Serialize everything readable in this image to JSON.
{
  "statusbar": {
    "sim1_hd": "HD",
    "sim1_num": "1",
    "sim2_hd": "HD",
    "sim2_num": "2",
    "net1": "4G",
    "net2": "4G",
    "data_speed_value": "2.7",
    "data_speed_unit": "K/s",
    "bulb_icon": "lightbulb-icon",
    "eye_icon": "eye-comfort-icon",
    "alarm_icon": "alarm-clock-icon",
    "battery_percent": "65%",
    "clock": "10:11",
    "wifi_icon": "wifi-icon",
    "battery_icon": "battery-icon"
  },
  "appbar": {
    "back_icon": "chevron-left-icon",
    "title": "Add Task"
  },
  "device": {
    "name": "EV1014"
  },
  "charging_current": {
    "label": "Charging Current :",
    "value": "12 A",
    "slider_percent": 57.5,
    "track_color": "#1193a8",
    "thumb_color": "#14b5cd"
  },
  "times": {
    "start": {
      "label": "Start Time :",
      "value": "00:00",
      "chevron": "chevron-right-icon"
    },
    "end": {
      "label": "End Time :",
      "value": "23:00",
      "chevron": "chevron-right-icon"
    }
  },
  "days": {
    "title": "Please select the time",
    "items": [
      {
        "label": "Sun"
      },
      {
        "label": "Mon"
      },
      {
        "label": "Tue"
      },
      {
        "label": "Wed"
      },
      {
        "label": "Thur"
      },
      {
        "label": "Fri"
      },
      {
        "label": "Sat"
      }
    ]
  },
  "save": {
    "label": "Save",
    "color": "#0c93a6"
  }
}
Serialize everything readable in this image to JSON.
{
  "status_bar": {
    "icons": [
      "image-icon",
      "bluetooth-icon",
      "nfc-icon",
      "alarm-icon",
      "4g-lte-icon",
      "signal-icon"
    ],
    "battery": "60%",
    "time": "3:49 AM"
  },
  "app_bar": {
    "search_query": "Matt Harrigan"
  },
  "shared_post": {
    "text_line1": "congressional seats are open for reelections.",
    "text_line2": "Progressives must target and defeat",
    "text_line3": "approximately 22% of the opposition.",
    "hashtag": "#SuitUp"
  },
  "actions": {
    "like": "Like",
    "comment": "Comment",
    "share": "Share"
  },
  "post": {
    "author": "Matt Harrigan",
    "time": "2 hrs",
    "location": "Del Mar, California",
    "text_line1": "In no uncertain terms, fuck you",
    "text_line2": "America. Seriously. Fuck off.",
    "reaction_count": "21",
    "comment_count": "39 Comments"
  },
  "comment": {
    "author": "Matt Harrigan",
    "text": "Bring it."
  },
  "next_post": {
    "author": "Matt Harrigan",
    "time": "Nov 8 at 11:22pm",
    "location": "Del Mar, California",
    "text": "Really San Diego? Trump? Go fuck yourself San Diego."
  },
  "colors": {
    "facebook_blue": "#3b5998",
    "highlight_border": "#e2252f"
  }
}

-----

**EXERCISE OBJECTIVE**
Type the whole listing again, unaltered.

**EXERCISE ANSWER**
Serialize everything readable in this image to JSON.
{
  "statusbar": {
    "sim1_hd": "HD",
    "sim1_num": "1",
    "sim2_hd": "HD",
    "sim2_num": "2",
    "net1": "4G",
    "net2": "4G",
    "data_speed_value": "2.7",
    "data_speed_unit": "K/s",
    "bulb_icon": "lightbulb-icon",
    "eye_icon": "eye-comfort-icon",
    "alarm_icon": "alarm-clock-icon",
    "battery_percent": "65%",
    "clock": "10:11",
    "wifi_icon": "wifi-icon",
    "battery_icon": "battery-icon"
  },
  "appbar": {
    "back_icon": "chevron-left-icon",
    "title": "Add Task"
  },
  "device": {
    "name": "EV1014"
  },
  "charging_current": {
    "label": "Charging Current :",
    "value": "12 A",
    "slider_percent": 57.5,
    "track_color": "#1193a8",
    "thumb_color": "#14b5cd"
  },
  "times": {
    "start": {
      "label": "Start Time :",
      "value": "00:00",
      "chevron": "chevron-right-icon"
    },
    "end": {
      "label": "End Time :",
      "value": "23:00",
      "chevron": "chevron-right-icon"
    }
  },
  "days": {
    "title": "Please select the time",
    "items": [
      {
        "label": "Sun"
      },
      {
        "label": "Mon"
      },
      {
        "label": "Tue"
      },
      {
        "label": "Wed"
      },
      {
        "label": "Thur"
      },
      {
        "label": "Fri"
      },
      {
        "label": "Sat"
      }
    ]
  },
  "save": {
    "label": "Save",
    "color": "#0c93a6"
  }
}
Serialize everything readable in this image to JSON.
{
  "status_bar": {
    "icons": [
      "image-icon",
      "bluetooth-icon",
      "nfc-icon",
      "alarm-icon",
      "4g-lte-icon",
      "signal-icon"
    ],
    "battery": "60%",
    "time": "3:49 AM"
  },
  "app_bar": {
    "search_query": "Matt Harrigan"
  },
  "shared_post": {
    "text_line1": "congressional seats are open for reelections.",
    "text_line2": "Progressives must target and defeat",
    "text_line3": "approximately 22% of the opposition.",
    "hashtag": "#SuitUp"
  },
  "actions": {
    "like": "Like",
    "comment": "Comment",
    "share": "Share"
  },
  "post": {
    "author": "Matt Harrigan",
    "time": "2 hrs",
    "location": "Del Mar, California",
    "text_line1": "In no uncertain terms, fuck you",
    "text_line2": "America. Seriously. Fuck off.",
    "reaction_count": "21",
    "comment_count": "39 Comments"
  },
  "comment": {
    "author": "Matt Harrigan",
    "text": "Bring it."
  },
  "next_post": {
    "author": "Matt Harrigan",
    "time": "Nov 8 at 11:22pm",
    "location": "Del Mar, California",
    "text": "Really San Diego? Trump? Go fuck yourself San Diego."
  },
  "colors": {
    "facebook_blue": "#3b5998",
    "highlight_border": "#e2252f"
  }
}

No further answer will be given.